- Task goal -
Keep only the lines of the listing that include the word "image", and copy them.

- Entries supplied -
# # # # # # #

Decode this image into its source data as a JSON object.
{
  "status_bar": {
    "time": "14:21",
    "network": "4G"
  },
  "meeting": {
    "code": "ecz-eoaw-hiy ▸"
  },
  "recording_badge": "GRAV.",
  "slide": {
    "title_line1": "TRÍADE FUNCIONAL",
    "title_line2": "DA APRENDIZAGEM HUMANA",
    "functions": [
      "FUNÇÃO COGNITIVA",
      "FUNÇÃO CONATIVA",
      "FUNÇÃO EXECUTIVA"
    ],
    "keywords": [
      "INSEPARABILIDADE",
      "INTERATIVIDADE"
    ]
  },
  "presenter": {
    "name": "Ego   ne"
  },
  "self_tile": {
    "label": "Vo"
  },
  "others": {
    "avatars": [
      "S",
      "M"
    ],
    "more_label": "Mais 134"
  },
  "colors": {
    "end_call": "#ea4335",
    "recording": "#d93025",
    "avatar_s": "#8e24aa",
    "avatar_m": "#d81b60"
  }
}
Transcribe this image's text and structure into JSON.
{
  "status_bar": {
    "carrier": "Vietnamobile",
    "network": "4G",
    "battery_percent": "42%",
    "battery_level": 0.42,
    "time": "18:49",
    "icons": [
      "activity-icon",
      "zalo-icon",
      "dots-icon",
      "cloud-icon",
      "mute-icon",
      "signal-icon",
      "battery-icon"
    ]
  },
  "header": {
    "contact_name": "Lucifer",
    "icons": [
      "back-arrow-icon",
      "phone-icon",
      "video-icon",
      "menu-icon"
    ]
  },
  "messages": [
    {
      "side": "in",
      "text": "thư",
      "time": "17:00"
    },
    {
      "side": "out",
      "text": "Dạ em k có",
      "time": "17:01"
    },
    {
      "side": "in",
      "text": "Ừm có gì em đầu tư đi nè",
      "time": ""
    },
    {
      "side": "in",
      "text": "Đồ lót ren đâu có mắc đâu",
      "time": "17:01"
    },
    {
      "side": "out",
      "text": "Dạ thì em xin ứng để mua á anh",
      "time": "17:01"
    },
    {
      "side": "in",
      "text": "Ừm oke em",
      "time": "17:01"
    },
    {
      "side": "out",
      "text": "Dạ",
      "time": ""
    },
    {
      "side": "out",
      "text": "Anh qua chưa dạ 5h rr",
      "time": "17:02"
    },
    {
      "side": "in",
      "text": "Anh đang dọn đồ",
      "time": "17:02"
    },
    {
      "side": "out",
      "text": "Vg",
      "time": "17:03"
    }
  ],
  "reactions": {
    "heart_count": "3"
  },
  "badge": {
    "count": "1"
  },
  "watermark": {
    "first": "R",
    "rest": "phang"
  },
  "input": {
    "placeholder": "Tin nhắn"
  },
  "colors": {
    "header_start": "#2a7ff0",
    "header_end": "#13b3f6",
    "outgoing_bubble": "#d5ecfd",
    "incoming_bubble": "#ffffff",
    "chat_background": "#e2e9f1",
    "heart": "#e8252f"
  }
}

# # # # # # #

- Written answer -
Decode this image into its source data as a JSON object.
Transcribe this image's text and structure into JSON.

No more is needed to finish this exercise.